Job: Your task is to transcribe all of the data below exactly, omitting the images.

Records shown:
* * *

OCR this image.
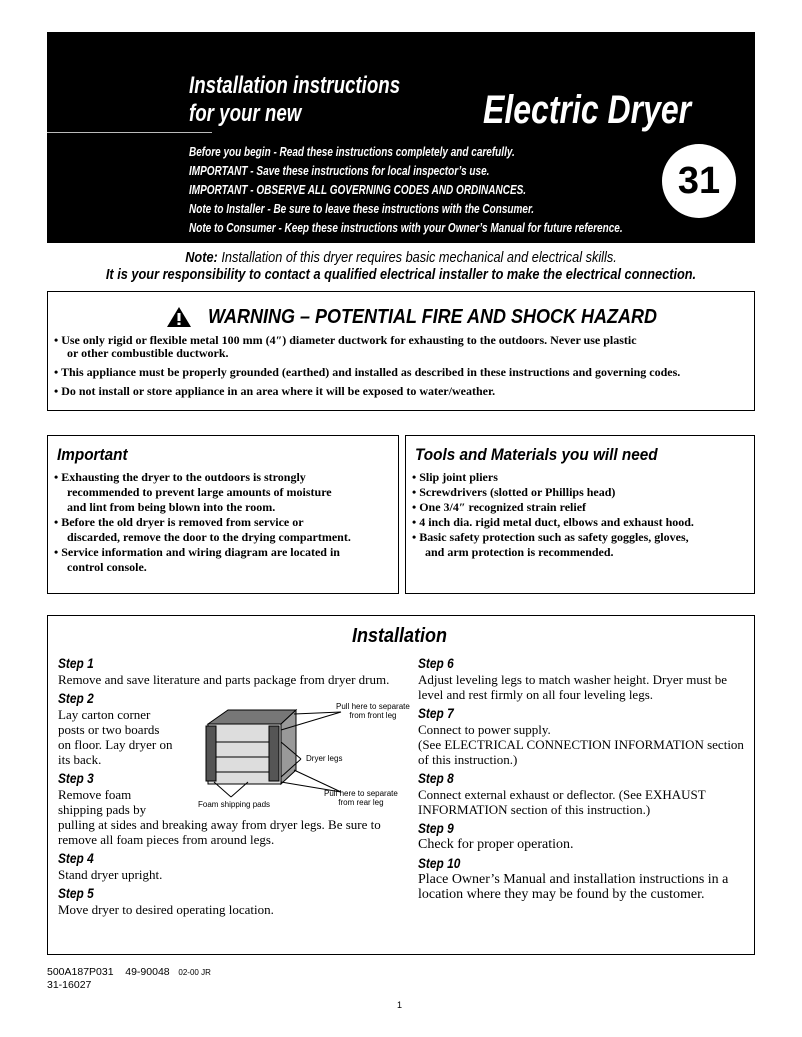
Installation instructions
for your new	Electric Dryer
Before you begin - Read these instructions completely and carefully.
IMPORTANT - Save these instructions for local inspector’s use.
IMPORTANT - OBSERVE ALL GOVERNING CODES AND ORDINANCES.
Note to Installer - Be sure to leave these instructions with the Consumer.
Note to Consumer - Keep these instructions with your Owner’s Manual for future reference.
31
Note: Installation of this dryer requires basic mechanical and electrical skills.
It is your responsibility to contact a qualified electrical installer to make the electrical connection.
WARNING – POTENTIAL FIRE AND SHOCK HAZARD
• Use only rigid or flexible metal 100 mm (4″) diameter ductwork for exhausting to the outdoors. Never use plastic
or other combustible ductwork.
• This appliance must be properly grounded (earthed) and installed as described in these instructions and governing codes.
• Do not install or store appliance in an area where it will be exposed to water/weather.
Important
• Exhausting the dryer to the outdoors is strongly
recommended to prevent large amounts of moisture
and lint from being blown into the room.
• Before the old dryer is removed from service or
discarded, remove the door to the drying compartment.
• Service information and wiring diagram are located in
control console.
Tools and Materials you will need
• Slip joint pliers
• Screwdrivers (slotted or Phillips head)
• One 3/4″ recognized strain relief
• 4 inch dia. rigid metal duct, elbows and exhaust hood.
• Basic safety protection such as safety goggles, gloves,
and arm protection is recommended.
Installation
Step 1
Remove and save literature and parts package from dryer drum.
Step 2
Lay carton corner posts or two boards on floor. Lay dryer on its back.
Step 3
Remove foam shipping pads by
pulling at sides and breaking away from dryer legs. Be sure to remove all foam pieces from around legs.
Step 4
Stand dryer upright.
Step 5
Move dryer to desired operating location.
Pull here to separate
from front leg
Dryer legs
Pull here to separate
from rear leg
Foam shipping pads
Step 6
Adjust leveling legs to match washer height. Dryer must be level and rest firmly on all four leveling legs.
Step 7
Connect to power supply.
(See ELECTRICAL CONNECTION INFORMATION section of this instruction.)
Step 8
Connect external exhaust or deflector. (See EXHAUST INFORMATION section of this instruction.)
Step 9
Check for proper operation.
Step 10
Place Owner’s Manual and installation instructions in a location where they may be found by the customer.
500A187P031 49-90048 02-00 JR
31-16027
1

* * *

Output for this task:
OCR this image.
Installation instructions
for your new	Electric Dryer
Before you begin - Read these instructions completely and carefully.
IMPORTANT - Save these instructions for local inspector’s use.
IMPORTANT - OBSERVE ALL GOVERNING CODES AND ORDINANCES.
Note to Installer - Be sure to leave these instructions with the Consumer.
Note to Consumer - Keep these instructions with your Owner’s Manual for future reference.
31
Note: Installation of this dryer requires basic mechanical and electrical skills.
It is your responsibility to contact a qualified electrical installer to make the electrical connection.
WARNING – POTENTIAL FIRE AND SHOCK HAZARD
• Use only rigid or flexible metal 100 mm (4″) diameter ductwork for exhausting to the outdoors. Never use plastic
or other combustible ductwork.
• This appliance must be properly grounded (earthed) and installed as described in these instructions and governing codes.
• Do not install or store appliance in an area where it will be exposed to water/weather.
Important
• Exhausting the dryer to the outdoors is strongly
recommended to prevent large amounts of moisture
and lint from being blown into the room.
• Before the old dryer is removed from service or
discarded, remove the door to the drying compartment.
• Service information and wiring diagram are located in
control console.
Tools and Materials you will need
• Slip joint pliers
• Screwdrivers (slotted or Phillips head)
• One 3/4″ recognized strain relief
• 4 inch dia. rigid metal duct, elbows and exhaust hood.
• Basic safety protection such as safety goggles, gloves,
and arm protection is recommended.
Installation
Step 1
Remove and save literature and parts package from dryer drum.
Step 2
Lay carton corner posts or two boards on floor. Lay dryer on its back.
Step 3
Remove foam shipping pads by
pulling at sides and breaking away from dryer legs. Be sure to remove all foam pieces from around legs.
Step 4
Stand dryer upright.
Step 5
Move dryer to desired operating location.
Pull here to separate
from front leg
Dryer legs
Pull here to separate
from rear leg
Foam shipping pads
Step 6
Adjust leveling legs to match washer height. Dryer must be level and rest firmly on all four leveling legs.
Step 7
Connect to power supply.
(See ELECTRICAL CONNECTION INFORMATION section of this instruction.)
Step 8
Connect external exhaust or deflector. (See EXHAUST INFORMATION section of this instruction.)
Step 9
Check for proper operation.
Step 10
Place Owner’s Manual and installation instructions in a location where they may be found by the customer.
500A187P031 49-90048 02-00 JR
31-16027
1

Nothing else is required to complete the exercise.